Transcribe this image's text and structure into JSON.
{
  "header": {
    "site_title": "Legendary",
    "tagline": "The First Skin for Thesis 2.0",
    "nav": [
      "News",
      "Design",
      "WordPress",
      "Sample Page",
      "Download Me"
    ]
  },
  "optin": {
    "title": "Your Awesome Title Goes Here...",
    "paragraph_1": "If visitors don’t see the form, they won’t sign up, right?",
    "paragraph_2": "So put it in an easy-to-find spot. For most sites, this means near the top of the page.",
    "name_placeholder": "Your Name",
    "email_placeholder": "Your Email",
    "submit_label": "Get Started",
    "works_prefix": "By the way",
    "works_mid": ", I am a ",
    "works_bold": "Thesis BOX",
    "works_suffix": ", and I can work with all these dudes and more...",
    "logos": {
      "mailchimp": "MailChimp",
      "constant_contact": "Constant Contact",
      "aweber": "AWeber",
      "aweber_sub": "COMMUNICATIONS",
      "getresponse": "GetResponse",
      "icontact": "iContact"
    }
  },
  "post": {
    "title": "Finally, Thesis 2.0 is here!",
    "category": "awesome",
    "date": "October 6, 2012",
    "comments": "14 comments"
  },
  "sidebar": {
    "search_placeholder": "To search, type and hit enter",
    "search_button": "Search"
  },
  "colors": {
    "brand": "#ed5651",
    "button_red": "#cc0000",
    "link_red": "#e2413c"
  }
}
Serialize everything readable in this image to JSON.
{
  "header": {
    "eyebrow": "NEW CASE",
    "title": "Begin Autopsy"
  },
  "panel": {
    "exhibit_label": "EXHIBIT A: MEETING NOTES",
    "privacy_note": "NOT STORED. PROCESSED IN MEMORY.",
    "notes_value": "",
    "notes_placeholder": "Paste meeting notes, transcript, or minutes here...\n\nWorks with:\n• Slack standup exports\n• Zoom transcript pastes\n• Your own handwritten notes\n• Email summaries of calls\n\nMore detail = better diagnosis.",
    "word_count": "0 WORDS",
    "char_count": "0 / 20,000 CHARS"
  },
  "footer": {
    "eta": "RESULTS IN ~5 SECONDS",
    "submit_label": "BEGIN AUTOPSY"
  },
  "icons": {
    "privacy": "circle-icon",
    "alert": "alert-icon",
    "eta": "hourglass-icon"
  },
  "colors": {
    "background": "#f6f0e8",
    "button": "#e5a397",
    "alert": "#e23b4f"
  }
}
———
Reply with only the number of lines in the material above where the string "Thesis" appears.

• [SOLUTION TO THIS TASK] 3